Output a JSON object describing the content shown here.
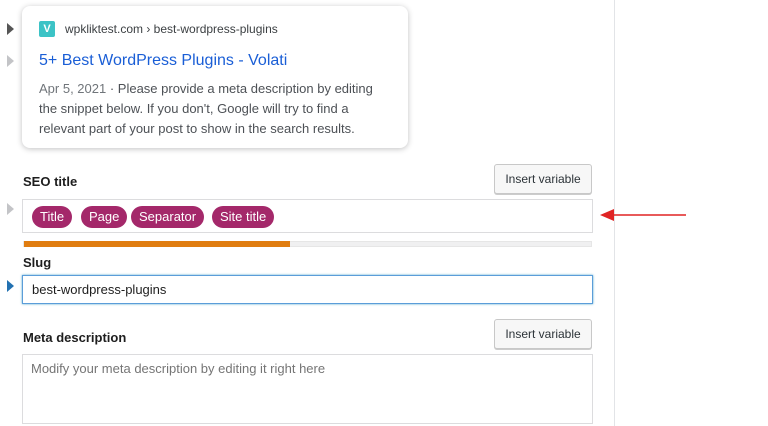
{
  "snippet_preview": {
    "favicon_letter": "V",
    "url": "wpkliktest.com › best-wordpress-plugins",
    "title": "5+ Best WordPress Plugins - Volati",
    "date": "Apr 5, 2021",
    "separator": " · ",
    "description": "Please provide a meta description by editing the snippet below. If you don't, Google will try to find a relevant part of your post to show in the search results."
  },
  "seo_title": {
    "label": "SEO title",
    "insert_variable_label": "Insert variable",
    "variables": [
      "Title",
      "Page",
      "Separator",
      "Site title"
    ],
    "length_progress": 0.47,
    "progress_color": "#e07d10"
  },
  "slug": {
    "label": "Slug",
    "value": "best-wordpress-plugins"
  },
  "meta_description": {
    "label": "Meta description",
    "insert_variable_label": "Insert variable",
    "placeholder": "Modify your meta description by editing it right here"
  },
  "colors": {
    "pill": "#a4286a",
    "annotation_arrow": "#e02424",
    "link": "#1a5ed6"
  }
}
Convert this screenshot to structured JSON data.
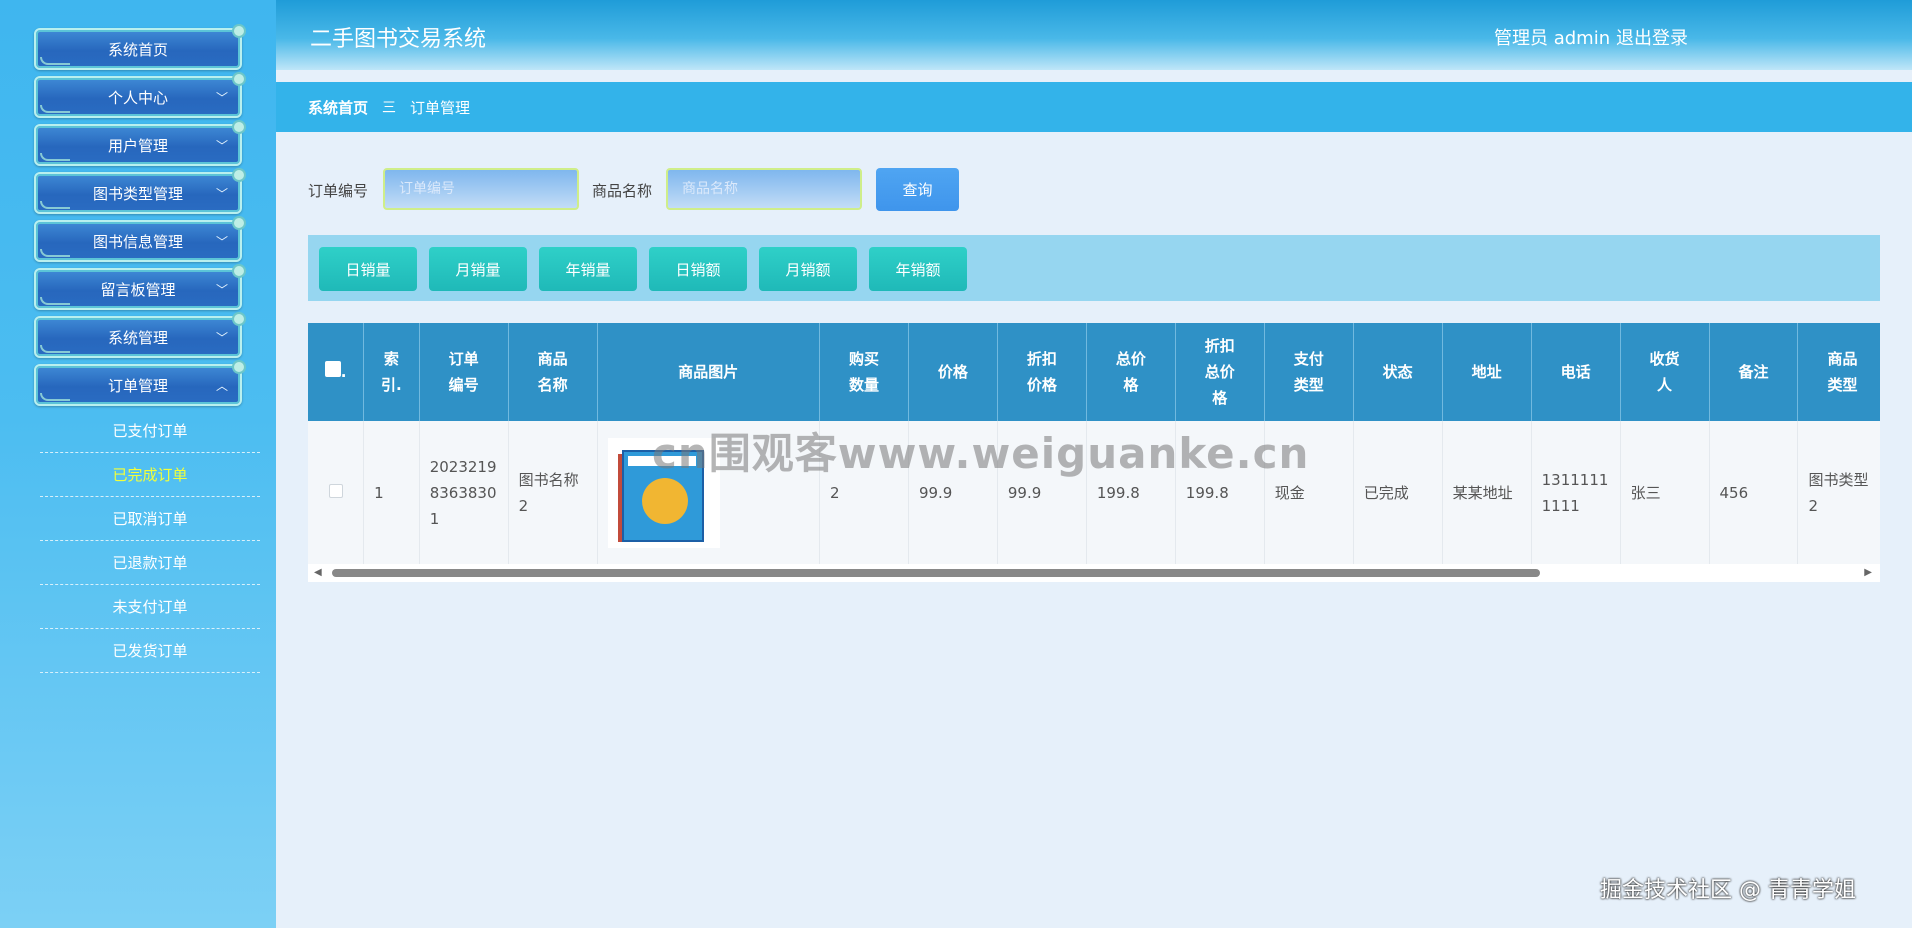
{
  "sidebar": {
    "menu": [
      {
        "label": "系统首页",
        "chevron": ""
      },
      {
        "label": "个人中心",
        "chevron": "﹀"
      },
      {
        "label": "用户管理",
        "chevron": "﹀"
      },
      {
        "label": "图书类型管理",
        "chevron": "﹀"
      },
      {
        "label": "图书信息管理",
        "chevron": "﹀"
      },
      {
        "label": "留言板管理",
        "chevron": "﹀"
      },
      {
        "label": "系统管理",
        "chevron": "﹀"
      },
      {
        "label": "订单管理",
        "chevron": "︿"
      }
    ],
    "submenu": [
      "已支付订单",
      "已完成订单",
      "已取消订单",
      "已退款订单",
      "未支付订单",
      "已发货订单"
    ],
    "active_submenu": "已完成订单"
  },
  "header": {
    "title": "二手图书交易系统",
    "user": "管理员 admin",
    "logout": "退出登录"
  },
  "breadcrumb": {
    "home": "系统首页",
    "separator": "三",
    "current": "订单管理"
  },
  "search": {
    "order_label": "订单编号",
    "order_placeholder": "订单编号",
    "product_label": "商品名称",
    "product_placeholder": "商品名称",
    "query_button": "查询"
  },
  "stats": [
    "日销量",
    "月销量",
    "年销量",
    "日销额",
    "月销额",
    "年销额"
  ],
  "table": {
    "headers": [
      "索\n引.",
      "订单\n编号",
      "商品\n名称",
      "商品图片",
      "购买\n数量",
      "价格",
      "折扣\n价格",
      "总价\n格",
      "折扣\n总价\n格",
      "支付\n类型",
      "状态",
      "地址",
      "电话",
      "收货\n人",
      "备注",
      "商品\n类型"
    ],
    "rows": [
      {
        "index": "1",
        "order_no": "20232198363830 1",
        "order_no_display": "2023219\n8363830\n1",
        "product_name": "图书名称\n2",
        "quantity": "2",
        "price": "99.9",
        "discount_price": "99.9",
        "total": "199.8",
        "discount_total": "199.8",
        "pay_type": "现金",
        "status": "已完成",
        "address": "某某地址",
        "phone": "1311111\n1111",
        "receiver": "张三",
        "note": "456",
        "product_type": "图书类型\n2"
      }
    ]
  },
  "watermark": "cn围观客www.weiguanke.cn",
  "credit": "掘金技术社区 @ 青青学姐",
  "colors": {
    "sidebar": "#3fb6ef",
    "header": "#1f9cd8",
    "breadcrumb": "#33b3ea",
    "table_header": "#2f91c6",
    "stat_button": "#1fb9b8",
    "active_submenu": "#f2ff3a"
  }
}
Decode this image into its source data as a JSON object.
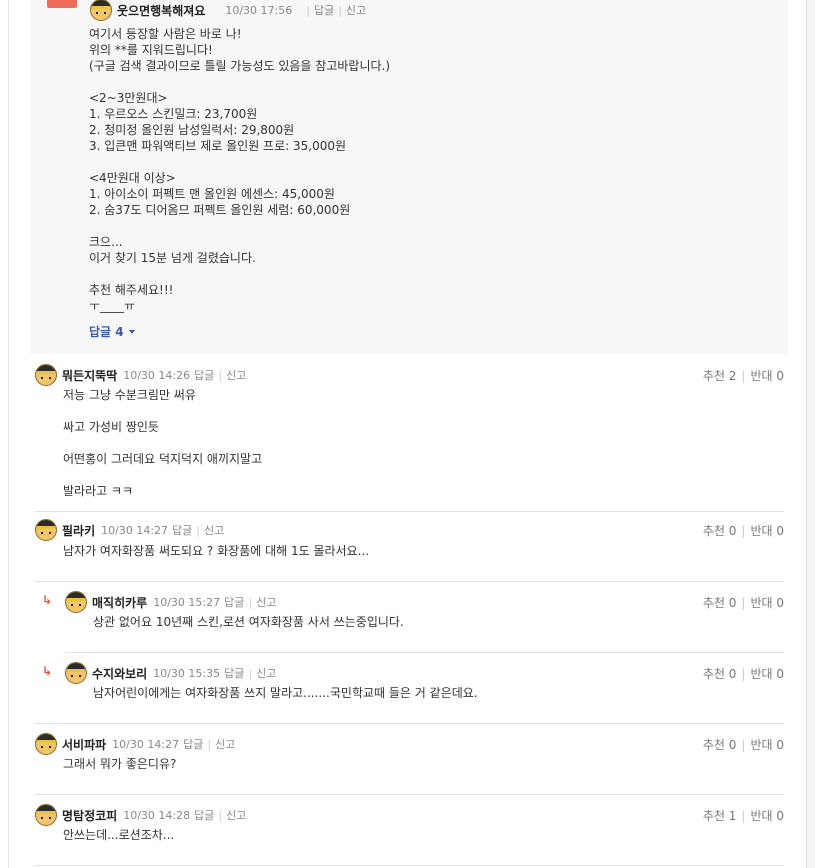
{
  "top": {
    "nick": "웃으면행복해져요",
    "time": "10/30 17:56",
    "reply": "답글",
    "report": "신고",
    "lines": [
      "여기서 등장할 사람은 바로 나!",
      "위의 **를 지워드립니다!",
      "(구글 검색 결과이므로 틀릴 가능성도 있음을 참고바랍니다.)",
      "",
      "<2~3만원대>",
      "1. 우르오스 스킨밀크: 23,700원",
      "2. 청미정 올인원 남성일럭서: 29,800원",
      "3. 입큰맨 파워액티브 제로 올인원 프로: 35,000원",
      "",
      "<4만원대 이상>",
      "1. 아이소이 퍼펙트 맨 올인원 에센스: 45,000원",
      "2. 숨37도 디어옴므 퍼펙트 올인원 세럼: 60,000원",
      "",
      "크으...",
      "이거 찾기 15분 넘게 걸렸습니다.",
      "",
      "추천 해주세요!!!",
      "ㅜ____ㅠ"
    ],
    "reply_toggle": "답글 4"
  },
  "comments": [
    {
      "nick": "뭐든지뚝딱",
      "time": "10/30 14:26",
      "reply": "답글",
      "report": "신고",
      "up": "추천 2",
      "down": "반대 0",
      "lines": [
        "저능 그냥 수분크림만 써유",
        "",
        "싸고 가성비 짱인듯",
        "",
        "어떤홍이 그러데요 덕지덕지 애끼지말고",
        "",
        "발라라고 ㅋㅋ"
      ]
    },
    {
      "nick": "필라키",
      "time": "10/30 14:27",
      "reply": "답글",
      "report": "신고",
      "up": "추천 0",
      "down": "반대 0",
      "lines": [
        "남자가 여자화장품 써도되요 ? 화장품에 대해 1도 몰라서요..."
      ]
    },
    {
      "nick": "매직히카루",
      "time": "10/30 15:27",
      "reply": "답글",
      "report": "신고",
      "up": "추천 0",
      "down": "반대 0",
      "lines": [
        "상관 없어요 10년째 스킨,로션 여자화장품 사서 쓰는중입니다."
      ]
    },
    {
      "nick": "수지와보리",
      "time": "10/30 15:35",
      "reply": "답글",
      "report": "신고",
      "up": "추천 0",
      "down": "반대 0",
      "lines": [
        "남자어린이에게는 여자화장품 쓰지 말라고.......국민학교때 들은 거 같은데요."
      ]
    },
    {
      "nick": "서비파파",
      "time": "10/30 14:27",
      "reply": "답글",
      "report": "신고",
      "up": "추천 0",
      "down": "반대 0",
      "lines": [
        "그래서 뭐가 좋은디유?"
      ]
    },
    {
      "nick": "명탐정코피",
      "time": "10/30 14:28",
      "reply": "답글",
      "report": "신고",
      "up": "추천 1",
      "down": "반대 0",
      "lines": [
        "안쓰는데...로션조차..."
      ]
    }
  ]
}
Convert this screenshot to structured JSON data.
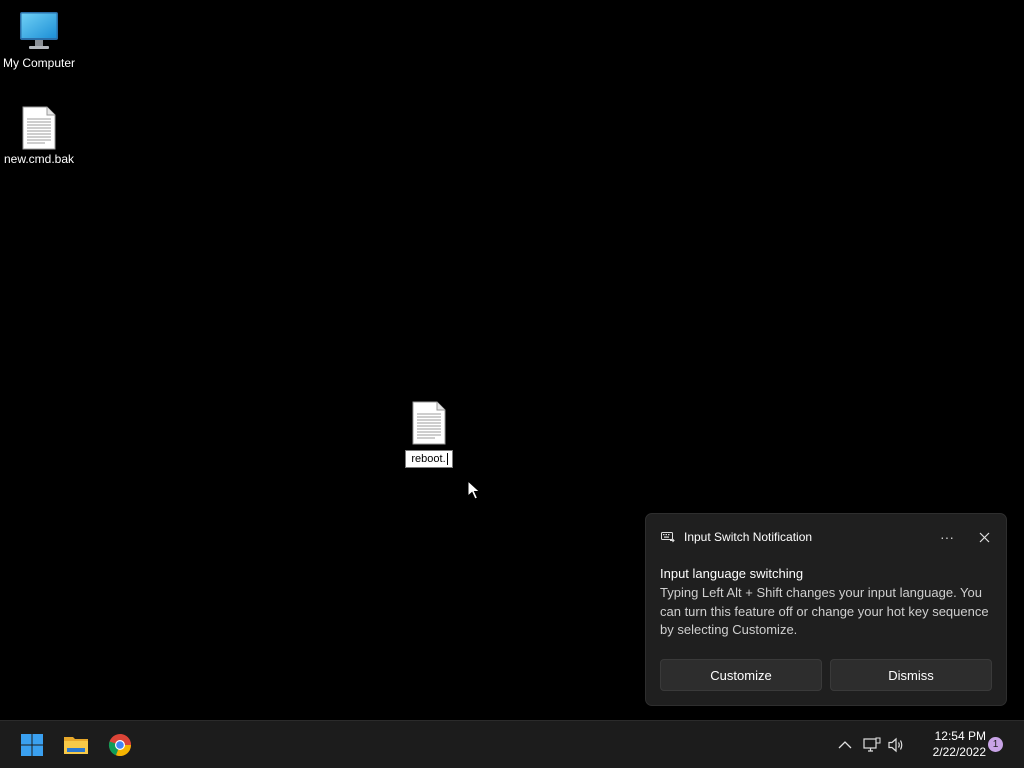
{
  "desktop": {
    "icons": [
      {
        "label": "My Computer",
        "icon": "monitor-icon"
      },
      {
        "label": "new.cmd.bak",
        "icon": "text-file-icon"
      }
    ],
    "renaming": {
      "value": "reboot.",
      "icon": "text-file-icon"
    }
  },
  "notification": {
    "app_name": "Input Switch Notification",
    "app_icon": "keyboard-switch-icon",
    "more_label": "···",
    "title": "Input language switching",
    "body": "Typing Left Alt + Shift changes your input language. You can turn this feature off or change your hot key sequence by selecting Customize.",
    "buttons": {
      "customize": "Customize",
      "dismiss": "Dismiss"
    }
  },
  "taskbar": {
    "pinned": [
      "windows-start-icon",
      "file-explorer-icon",
      "chrome-icon"
    ],
    "tray": [
      "chevron-up-icon",
      "network-icon",
      "volume-icon"
    ],
    "time": "12:54 PM",
    "date": "2/22/2022",
    "notification_count": "1"
  },
  "colors": {
    "desktop_bg": "#000000",
    "taskbar_bg": "#1c1c1c",
    "toast_bg": "#1f1f1f",
    "badge": "#c8a3e6",
    "start_blue": "#3aa0f0"
  }
}
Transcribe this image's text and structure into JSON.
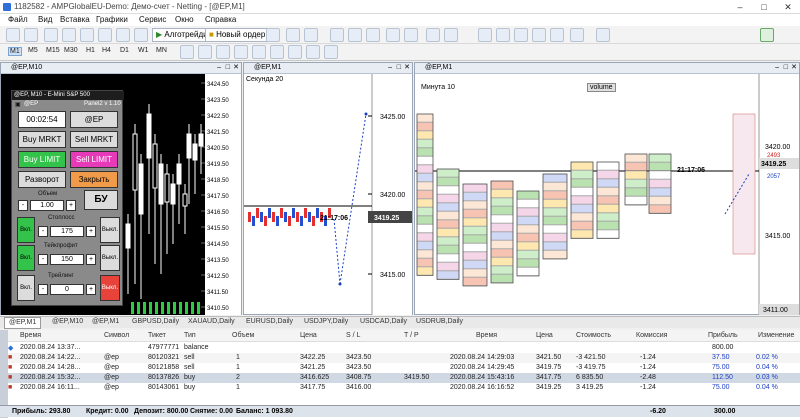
{
  "window": {
    "title": "1182582 - AMPGlobalEU-Demo: Демо-счет - Netting - [@EP,M1]",
    "min": "–",
    "max": "□",
    "close": "✕"
  },
  "menu": [
    "Файл",
    "Вид",
    "Вставка",
    "Графики",
    "Сервис",
    "Окно",
    "Справка"
  ],
  "toolbar": {
    "algo_label": "Алготрейдинг",
    "new_order_label": "Новый ордер",
    "timeframes": [
      "M1",
      "M5",
      "M15",
      "M30",
      "H1",
      "H4",
      "D1",
      "W1",
      "MN"
    ],
    "active_timeframe": "M1"
  },
  "panes": {
    "left": {
      "title": "@EP,M10"
    },
    "middle": {
      "title": "@EP,M1",
      "mode_label": "Секунда",
      "mode_value": "20",
      "price_tag": "3419.25",
      "time_tag": "21:17:06"
    },
    "right": {
      "title": "@EP,M1",
      "mode_label": "Минута",
      "mode_value": "10",
      "volume_label": "volume",
      "price_tag": "3419.25",
      "time_tag": "21:17:06",
      "bottom_price": "3411.00",
      "ask": "2493",
      "bid": "2057"
    }
  },
  "trade_panel": {
    "header": "@EP, M10 - E-Mini S&P 500",
    "panel_tag": "Panel2 v 1.10",
    "timer": "00:02:54",
    "symbol": "@EP",
    "buy_market": "Buy MRKT",
    "sell_market": "Sell MRKT",
    "buy_limit": "Buy LIMIT",
    "sell_limit": "Sell LIMIT",
    "reverse": "Разворот",
    "close": "Закрыть",
    "volume_label": "Объем",
    "volume_value": "1.00",
    "be_label": "БУ",
    "sl_label": "Стоплосс",
    "sl_value": "175",
    "tp_label": "Тейкпрофит",
    "tp_value": "150",
    "trail_label": "Трейлинг",
    "trail_value": "0",
    "on_label": "Вкл.",
    "off_label": "Выкл.",
    "minus": "-",
    "plus": "+"
  },
  "left_axis_labels": [
    "3424.50",
    "3423.50",
    "3422.50",
    "3421.50",
    "3420.50",
    "3419.50",
    "3418.50",
    "3417.50",
    "3416.50",
    "3415.50",
    "3414.50",
    "3413.50",
    "3412.50",
    "3411.50",
    "3410.50"
  ],
  "middle_axis_labels": [
    "3425.00",
    "3420.00",
    "3415.00"
  ],
  "right_axis_labels": [
    "3420.00",
    "3415.00"
  ],
  "chart_tabs": [
    "@EP,M1",
    "@EP,M10",
    "@EP,M1",
    "GBPUSD,Daily",
    "XAUAUD,Daily",
    "EURUSD,Daily",
    "USDJPY,Daily",
    "USDCAD,Daily",
    "USDRUB,Daily"
  ],
  "terminal": {
    "headers": [
      "Время",
      "Символ",
      "Тикет",
      "Тип",
      "Объем",
      "Цена",
      "S / L",
      "T / P",
      "Время",
      "Цена",
      "Стоимость",
      "Комиссия",
      "Прибыль",
      "Изменение"
    ],
    "rows": [
      [
        "2020.08.24 13:37...",
        "",
        "47977771",
        "balance",
        "",
        "",
        "",
        "",
        "",
        "",
        "",
        "",
        "800.00",
        ""
      ],
      [
        "2020.08.24 14:22...",
        "@ep",
        "80120321",
        "sell",
        "1",
        "3422.25",
        "3423.50",
        "",
        "2020.08.24 14:29:03",
        "3421.50",
        "-3 421.50",
        "-1.24",
        "37.50",
        "0.02 %"
      ],
      [
        "2020.08.24 14:28...",
        "@ep",
        "80121858",
        "sell",
        "1",
        "3421.25",
        "3423.50",
        "",
        "2020.08.24 14:29:45",
        "3419.75",
        "-3 419.75",
        "-1.24",
        "75.00",
        "0.04 %"
      ],
      [
        "2020.08.24 15:32...",
        "@ep",
        "80137826",
        "buy",
        "2",
        "3416.625",
        "3408.75",
        "3419.50",
        "2020.08.24 15:43:16",
        "3417.75",
        "6 835.50",
        "-2.48",
        "112.50",
        "0.03 %"
      ],
      [
        "2020.08.24 16:11...",
        "@ep",
        "80143061",
        "buy",
        "1",
        "3417.75",
        "3416.00",
        "",
        "2020.08.24 16:16:52",
        "3419.25",
        "3 419.25",
        "-1.24",
        "75.00",
        "0.04 %"
      ]
    ],
    "summary": {
      "profit": "Прибыль: 293.80",
      "credit": "Кредит: 0.00",
      "deposit": "Депозит: 800.00",
      "withdraw": "Снятие: 0.00",
      "balance": "Баланс: 1 093.80",
      "commission_total": "-6.20",
      "profit_total": "300.00"
    }
  }
}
● ● ● ● ●
Supply the count of lines in the entries that contain the word "into", and nothing besides.

§ **Exercise solution**: 2